Collection entries:

________________________

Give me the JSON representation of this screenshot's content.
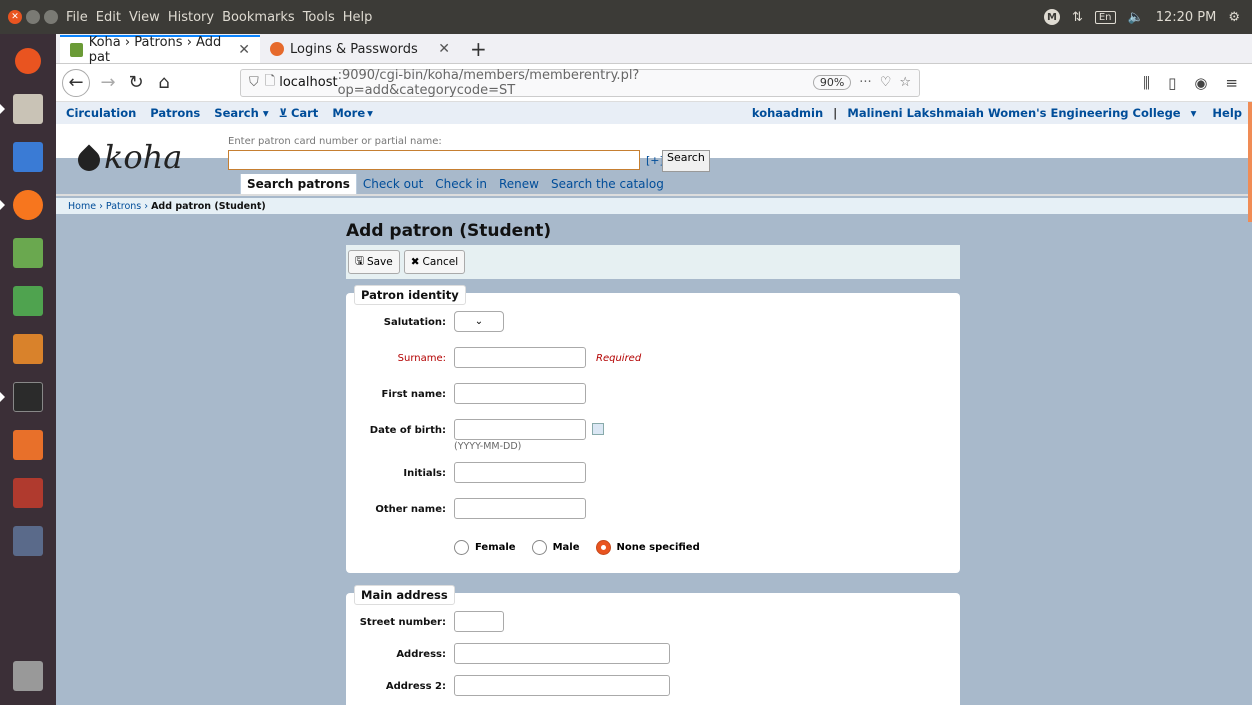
{
  "os": {
    "menus": [
      "File",
      "Edit",
      "View",
      "History",
      "Bookmarks",
      "Tools",
      "Help"
    ],
    "tray": {
      "m": "M",
      "lang": "En",
      "clock": "12:20 PM"
    }
  },
  "browser": {
    "tabs": [
      {
        "title": "Koha › Patrons › Add pat",
        "active": true
      },
      {
        "title": "Logins & Passwords",
        "active": false
      }
    ],
    "url_host": "localhost",
    "url_path": ":9090/cgi-bin/koha/members/memberentry.pl?op=add&categorycode=ST",
    "zoom": "90%"
  },
  "koha": {
    "nav": {
      "circulation": "Circulation",
      "patrons": "Patrons",
      "search": "Search",
      "cart": "Cart",
      "more": "More",
      "user": "kohaadmin",
      "library": "Malineni Lakshmaiah Women's Engineering College",
      "help": "Help"
    },
    "logo": "koha",
    "search_label": "Enter patron card number or partial name:",
    "plus": "[+]",
    "search_button": "Search",
    "subtabs": [
      "Search patrons",
      "Check out",
      "Check in",
      "Renew",
      "Search the catalog"
    ],
    "breadcrumbs": {
      "home": "Home",
      "patrons": "Patrons",
      "current": "Add patron (Student)"
    },
    "page_title": "Add patron (Student)",
    "toolbar": {
      "save": "Save",
      "cancel": "Cancel"
    },
    "identity": {
      "legend": "Patron identity",
      "salutation": "Salutation:",
      "surname": "Surname:",
      "required": "Required",
      "firstname": "First name:",
      "dob": "Date of birth:",
      "dob_hint": "(YYYY-MM-DD)",
      "initials": "Initials:",
      "othername": "Other name:",
      "gender": [
        "Female",
        "Male",
        "None specified"
      ],
      "gender_selected": "None specified"
    },
    "address": {
      "legend": "Main address",
      "street_number": "Street number:",
      "address": "Address:",
      "address2": "Address 2:"
    }
  }
}
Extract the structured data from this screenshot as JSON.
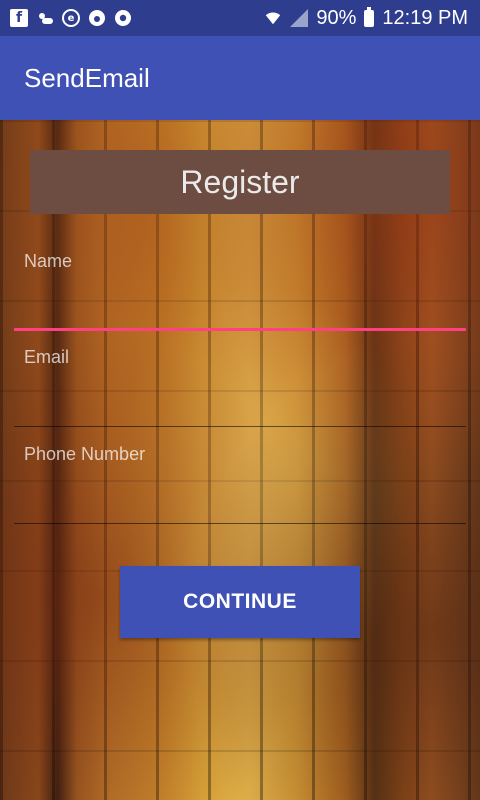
{
  "status_bar": {
    "left_icons": [
      "facebook-icon",
      "weather-icon",
      "e-app-icon",
      "cloud-app-icon",
      "chrome-icon"
    ],
    "battery": "90%",
    "time": "12:19 PM"
  },
  "app_bar": {
    "title": "SendEmail"
  },
  "form": {
    "banner": "Register",
    "name": {
      "placeholder": "Name",
      "value": ""
    },
    "email": {
      "placeholder": "Email",
      "value": ""
    },
    "phone": {
      "placeholder": "Phone Number",
      "value": ""
    },
    "continue_label": "CONTINUE"
  },
  "colors": {
    "primary": "#3f51b5",
    "primary_dark": "#2f3d8f",
    "accent": "#ff4081",
    "banner": "#6d4c41"
  }
}
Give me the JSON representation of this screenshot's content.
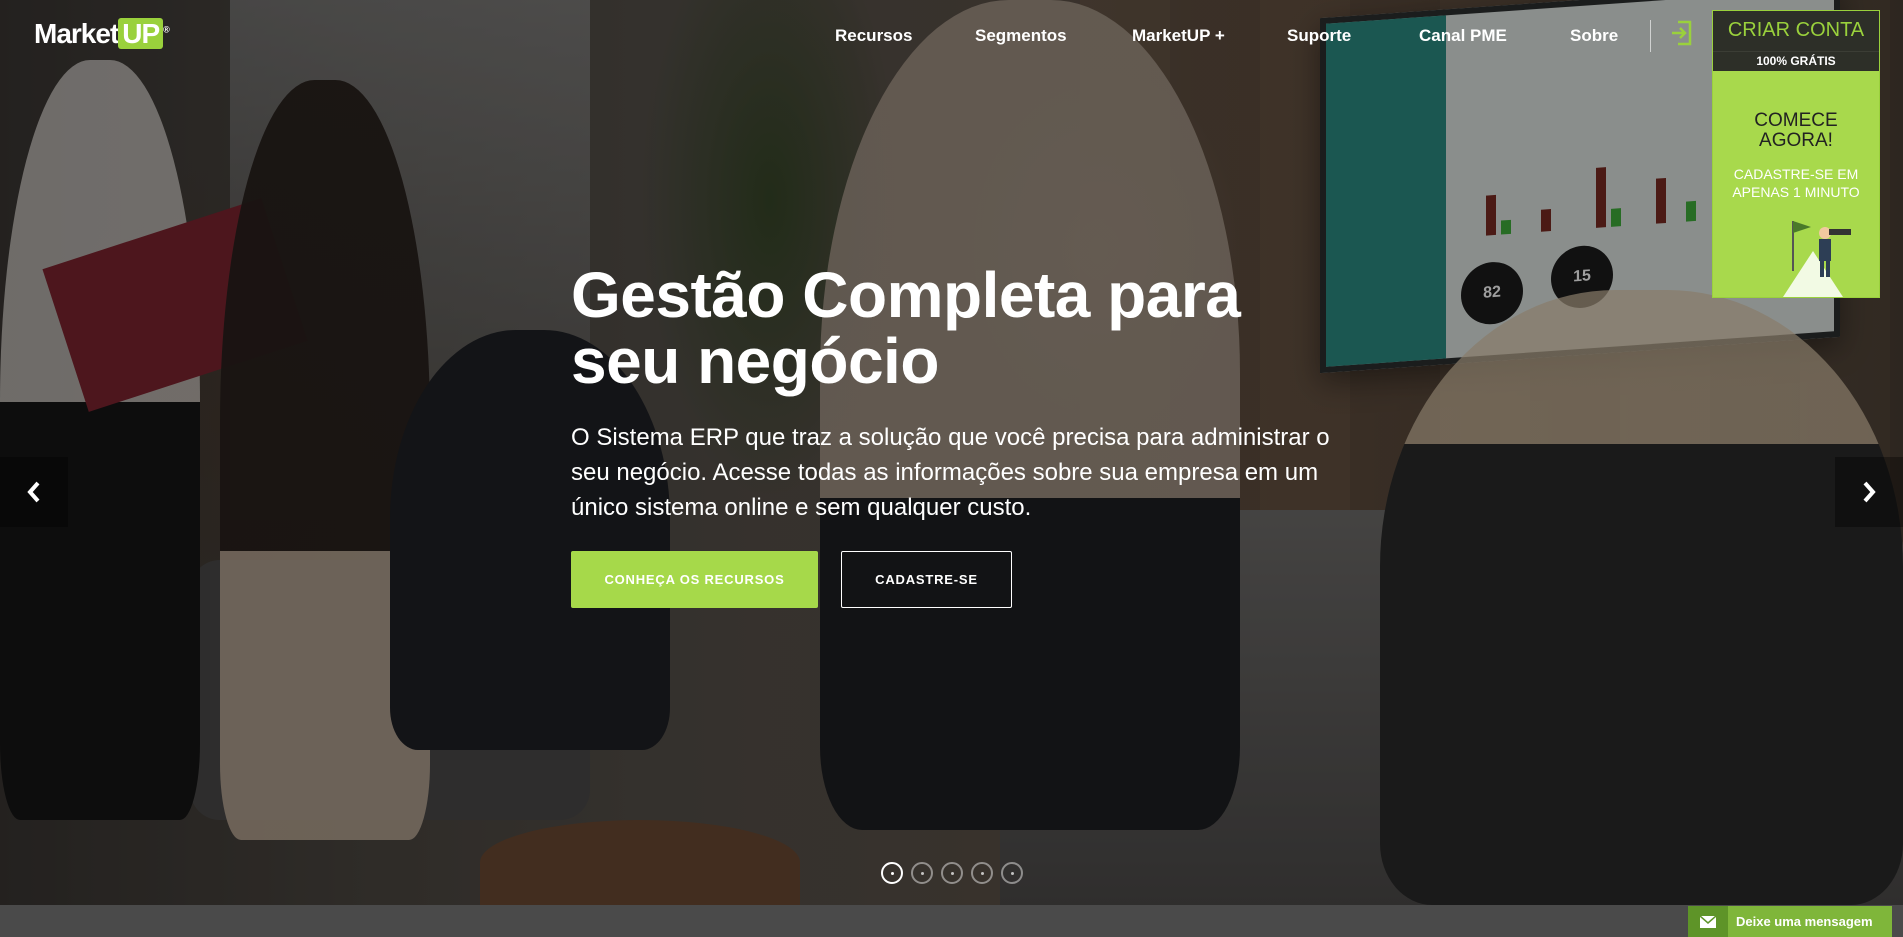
{
  "brand": {
    "name_market": "Market",
    "name_up": "UP",
    "mark": "®"
  },
  "nav": {
    "items": [
      {
        "label": "Recursos"
      },
      {
        "label": "Segmentos"
      },
      {
        "label": "MarketUP +"
      },
      {
        "label": "Suporte"
      },
      {
        "label": "Canal PME"
      },
      {
        "label": "Sobre"
      }
    ],
    "login_icon": "sign-in-icon"
  },
  "promo": {
    "title": "CRIAR CONTA",
    "subtitle": "100% GRÁTIS",
    "cta": "COMECE AGORA!",
    "line": "CADASTRE-SE EM APENAS 1 MINUTO"
  },
  "hero": {
    "headline": "Gestão Completa para seu negócio",
    "subtext": "O Sistema ERP que traz a solução que você precisa para administrar o seu negócio. Acesse todas as informações sobre sua empresa em um único sistema online e sem qualquer custo.",
    "primary_button": "CONHEÇA OS RECURSOS",
    "secondary_button": "CADASTRE-SE",
    "screen_stat_1": "82",
    "screen_stat_2": "15"
  },
  "carousel": {
    "slide_count": 5,
    "active_index": 0,
    "prev_icon": "chevron-left-icon",
    "next_icon": "chevron-right-icon"
  },
  "chat": {
    "label": "Deixe uma mensagem",
    "icon": "envelope-icon"
  },
  "colors": {
    "accent": "#a6d94a",
    "promo_dark": "#2d2f28",
    "chat_green": "#7fb63a"
  }
}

________________________

> _TASK TO COMPLETE_
Keep the pictures out of your copy, and repeat every entry above exactly.

> _TASK RESPONSE_
Give me the JSON representation of this screenshot's content.
{
  "os": {
    "menus": [
      "File",
      "Edit",
      "View",
      "History",
      "Bookmarks",
      "Tools",
      "Help"
    ],
    "tray": {
      "m": "M",
      "lang": "En",
      "clock": "12:20 PM"
    }
  },
  "browser": {
    "tabs": [
      {
        "title": "Koha › Patrons › Add pat",
        "active": true
      },
      {
        "title": "Logins & Passwords",
        "active": false
      }
    ],
    "url_host": "localhost",
    "url_path": ":9090/cgi-bin/koha/members/memberentry.pl?op=add&categorycode=ST",
    "zoom": "90%"
  },
  "koha": {
    "nav": {
      "circulation": "Circulation",
      "patrons": "Patrons",
      "search": "Search",
      "cart": "Cart",
      "more": "More",
      "user": "kohaadmin",
      "library": "Malineni Lakshmaiah Women's Engineering College",
      "help": "Help"
    },
    "logo": "koha",
    "search_label": "Enter patron card number or partial name:",
    "plus": "[+]",
    "search_button": "Search",
    "subtabs": [
      "Search patrons",
      "Check out",
      "Check in",
      "Renew",
      "Search the catalog"
    ],
    "breadcrumbs": {
      "home": "Home",
      "patrons": "Patrons",
      "current": "Add patron (Student)"
    },
    "page_title": "Add patron (Student)",
    "toolbar": {
      "save": "Save",
      "cancel": "Cancel"
    },
    "identity": {
      "legend": "Patron identity",
      "salutation": "Salutation:",
      "surname": "Surname:",
      "required": "Required",
      "firstname": "First name:",
      "dob": "Date of birth:",
      "dob_hint": "(YYYY-MM-DD)",
      "initials": "Initials:",
      "othername": "Other name:",
      "gender": [
        "Female",
        "Male",
        "None specified"
      ],
      "gender_selected": "None specified"
    },
    "address": {
      "legend": "Main address",
      "street_number": "Street number:",
      "address": "Address:",
      "address2": "Address 2:"
    }
  }
}
Extract the structured data from this screenshot as JSON.
{
  "status_bar": {
    "left_icons": [
      "facebook-icon",
      "weather-icon",
      "e-app-icon",
      "cloud-app-icon",
      "chrome-icon"
    ],
    "battery": "90%",
    "time": "12:19 PM"
  },
  "app_bar": {
    "title": "SendEmail"
  },
  "form": {
    "banner": "Register",
    "name": {
      "placeholder": "Name",
      "value": ""
    },
    "email": {
      "placeholder": "Email",
      "value": ""
    },
    "phone": {
      "placeholder": "Phone Number",
      "value": ""
    },
    "continue_label": "CONTINUE"
  },
  "colors": {
    "primary": "#3f51b5",
    "primary_dark": "#2f3d8f",
    "accent": "#ff4081",
    "banner": "#6d4c41"
  }
}
Give me the JSON representation of this screenshot's content.
{
  "brand": {
    "name_market": "Market",
    "name_up": "UP",
    "mark": "®"
  },
  "nav": {
    "items": [
      {
        "label": "Recursos"
      },
      {
        "label": "Segmentos"
      },
      {
        "label": "MarketUP +"
      },
      {
        "label": "Suporte"
      },
      {
        "label": "Canal PME"
      },
      {
        "label": "Sobre"
      }
    ],
    "login_icon": "sign-in-icon"
  },
  "promo": {
    "title": "CRIAR CONTA",
    "subtitle": "100% GRÁTIS",
    "cta": "COMECE AGORA!",
    "line": "CADASTRE-SE EM APENAS 1 MINUTO"
  },
  "hero": {
    "headline": "Gestão Completa para seu negócio",
    "subtext": "O Sistema ERP que traz a solução que você precisa para administrar o seu negócio. Acesse todas as informações sobre sua empresa em um único sistema online e sem qualquer custo.",
    "primary_button": "CONHEÇA OS RECURSOS",
    "secondary_button": "CADASTRE-SE",
    "screen_stat_1": "82",
    "screen_stat_2": "15"
  },
  "carousel": {
    "slide_count": 5,
    "active_index": 0,
    "prev_icon": "chevron-left-icon",
    "next_icon": "chevron-right-icon"
  },
  "chat": {
    "label": "Deixe uma mensagem",
    "icon": "envelope-icon"
  },
  "colors": {
    "accent": "#a6d94a",
    "promo_dark": "#2d2f28",
    "chat_green": "#7fb63a"
  }
}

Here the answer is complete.